§ WHAT YOU HAVE TO DO:
Find every line below that contains the word "result" and copy it out.

§ MATERIAL PROVIDED:
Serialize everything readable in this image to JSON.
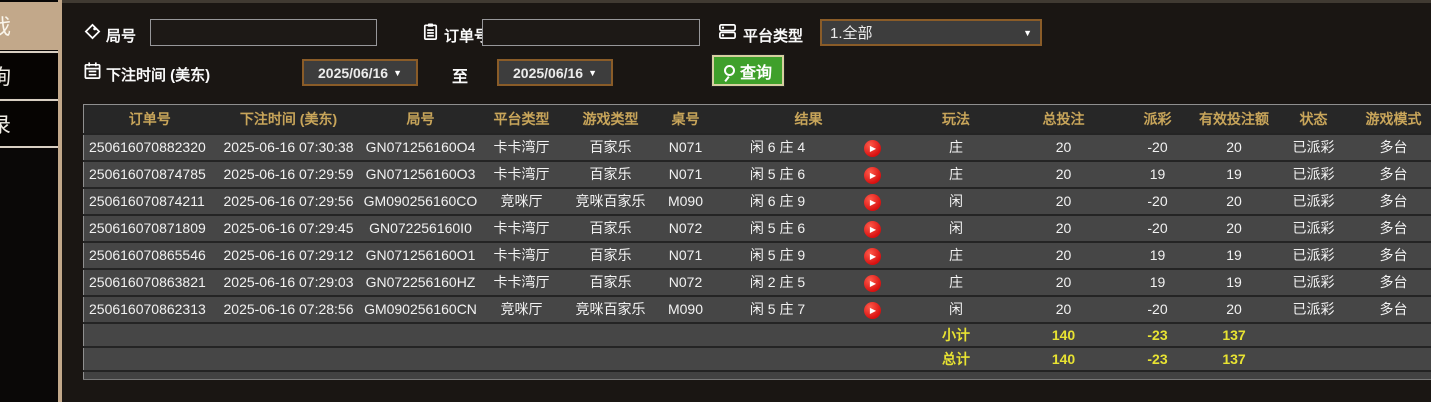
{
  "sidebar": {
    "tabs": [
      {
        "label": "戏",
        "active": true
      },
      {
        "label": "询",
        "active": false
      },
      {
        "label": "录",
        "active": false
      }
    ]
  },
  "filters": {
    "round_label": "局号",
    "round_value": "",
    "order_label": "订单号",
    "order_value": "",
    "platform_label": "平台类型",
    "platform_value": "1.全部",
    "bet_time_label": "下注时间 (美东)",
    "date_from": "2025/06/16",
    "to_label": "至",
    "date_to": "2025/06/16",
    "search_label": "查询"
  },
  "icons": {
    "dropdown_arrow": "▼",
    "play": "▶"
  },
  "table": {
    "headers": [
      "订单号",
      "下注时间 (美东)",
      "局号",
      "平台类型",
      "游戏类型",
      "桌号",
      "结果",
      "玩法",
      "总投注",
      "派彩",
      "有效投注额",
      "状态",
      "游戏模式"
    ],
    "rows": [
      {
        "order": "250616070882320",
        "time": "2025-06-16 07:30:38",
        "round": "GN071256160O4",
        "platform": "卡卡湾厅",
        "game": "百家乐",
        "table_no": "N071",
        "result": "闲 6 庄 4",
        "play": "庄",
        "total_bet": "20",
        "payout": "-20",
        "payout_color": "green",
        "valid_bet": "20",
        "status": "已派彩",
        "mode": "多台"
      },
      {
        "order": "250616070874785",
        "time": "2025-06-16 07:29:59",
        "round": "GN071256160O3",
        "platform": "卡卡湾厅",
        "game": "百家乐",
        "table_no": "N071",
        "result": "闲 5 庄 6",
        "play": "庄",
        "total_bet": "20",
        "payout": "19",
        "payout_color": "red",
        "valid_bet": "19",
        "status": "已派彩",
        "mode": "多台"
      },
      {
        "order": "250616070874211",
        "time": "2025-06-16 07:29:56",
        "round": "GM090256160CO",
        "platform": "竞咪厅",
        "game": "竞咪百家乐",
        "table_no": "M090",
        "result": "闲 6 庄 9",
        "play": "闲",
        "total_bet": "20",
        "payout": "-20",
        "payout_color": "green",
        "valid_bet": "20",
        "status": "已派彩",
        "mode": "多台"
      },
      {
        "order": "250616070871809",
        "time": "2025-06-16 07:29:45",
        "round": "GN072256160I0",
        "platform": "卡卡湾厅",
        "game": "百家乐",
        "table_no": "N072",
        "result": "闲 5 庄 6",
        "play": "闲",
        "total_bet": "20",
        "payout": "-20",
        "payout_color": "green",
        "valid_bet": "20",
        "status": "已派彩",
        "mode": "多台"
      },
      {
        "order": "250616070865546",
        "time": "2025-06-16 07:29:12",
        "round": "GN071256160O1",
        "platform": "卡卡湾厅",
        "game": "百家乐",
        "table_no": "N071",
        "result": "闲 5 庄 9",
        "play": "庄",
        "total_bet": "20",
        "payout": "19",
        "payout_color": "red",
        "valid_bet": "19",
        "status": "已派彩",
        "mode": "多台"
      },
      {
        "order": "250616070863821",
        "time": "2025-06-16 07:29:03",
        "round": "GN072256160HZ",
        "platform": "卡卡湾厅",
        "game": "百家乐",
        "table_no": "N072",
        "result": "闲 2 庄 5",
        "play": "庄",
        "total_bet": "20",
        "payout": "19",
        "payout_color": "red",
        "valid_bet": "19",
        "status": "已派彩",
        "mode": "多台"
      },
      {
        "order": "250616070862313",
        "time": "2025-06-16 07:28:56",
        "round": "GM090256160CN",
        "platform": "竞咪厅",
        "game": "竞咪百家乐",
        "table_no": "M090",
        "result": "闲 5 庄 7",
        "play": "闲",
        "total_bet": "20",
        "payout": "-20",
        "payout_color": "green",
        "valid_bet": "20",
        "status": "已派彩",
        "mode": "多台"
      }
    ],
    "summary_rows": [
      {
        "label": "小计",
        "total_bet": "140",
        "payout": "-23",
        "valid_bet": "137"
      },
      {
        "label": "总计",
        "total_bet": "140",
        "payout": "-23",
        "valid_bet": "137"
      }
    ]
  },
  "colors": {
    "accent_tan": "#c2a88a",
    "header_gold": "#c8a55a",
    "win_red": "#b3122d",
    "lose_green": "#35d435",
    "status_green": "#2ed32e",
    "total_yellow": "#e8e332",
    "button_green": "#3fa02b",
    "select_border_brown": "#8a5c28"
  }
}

§ ANSWER TO THE TASK:
        "result": "闲 6 庄 4",
        "result": "闲 5 庄 6",
        "result": "闲 6 庄 9",
        "result": "闲 5 庄 6",
        "result": "闲 5 庄 9",
        "result": "闲 2 庄 5",
        "result": "闲 5 庄 7",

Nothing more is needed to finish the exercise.